Determine how many lines include the word "музыкальных", then give that number and nothing more.

(Data items)
----------
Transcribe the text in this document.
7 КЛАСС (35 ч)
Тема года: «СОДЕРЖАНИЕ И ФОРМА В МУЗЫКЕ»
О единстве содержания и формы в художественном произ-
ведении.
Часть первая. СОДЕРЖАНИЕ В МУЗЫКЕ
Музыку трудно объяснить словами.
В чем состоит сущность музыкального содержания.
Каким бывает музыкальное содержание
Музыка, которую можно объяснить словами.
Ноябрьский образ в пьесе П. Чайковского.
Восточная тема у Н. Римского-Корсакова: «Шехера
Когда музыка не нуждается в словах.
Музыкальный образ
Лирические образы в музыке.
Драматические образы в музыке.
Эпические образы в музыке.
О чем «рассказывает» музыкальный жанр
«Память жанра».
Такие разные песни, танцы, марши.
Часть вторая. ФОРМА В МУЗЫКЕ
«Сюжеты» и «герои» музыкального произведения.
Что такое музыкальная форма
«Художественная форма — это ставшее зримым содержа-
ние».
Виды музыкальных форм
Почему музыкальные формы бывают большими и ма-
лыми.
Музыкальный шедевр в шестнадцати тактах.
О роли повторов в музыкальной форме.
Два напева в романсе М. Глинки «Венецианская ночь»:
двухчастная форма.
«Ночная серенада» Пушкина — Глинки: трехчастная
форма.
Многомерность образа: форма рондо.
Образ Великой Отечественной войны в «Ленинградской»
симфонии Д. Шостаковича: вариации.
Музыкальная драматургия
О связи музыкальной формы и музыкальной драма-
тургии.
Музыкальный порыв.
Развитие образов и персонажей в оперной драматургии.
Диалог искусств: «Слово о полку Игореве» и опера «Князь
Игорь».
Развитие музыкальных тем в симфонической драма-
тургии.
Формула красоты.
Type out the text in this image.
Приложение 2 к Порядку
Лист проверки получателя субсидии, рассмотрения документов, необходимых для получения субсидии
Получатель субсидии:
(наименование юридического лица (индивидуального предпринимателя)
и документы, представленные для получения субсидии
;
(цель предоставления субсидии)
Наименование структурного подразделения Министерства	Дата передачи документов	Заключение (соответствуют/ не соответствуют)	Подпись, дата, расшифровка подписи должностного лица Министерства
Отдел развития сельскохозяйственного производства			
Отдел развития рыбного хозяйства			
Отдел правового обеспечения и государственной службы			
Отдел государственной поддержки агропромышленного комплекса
----------
**Exercise solution**
2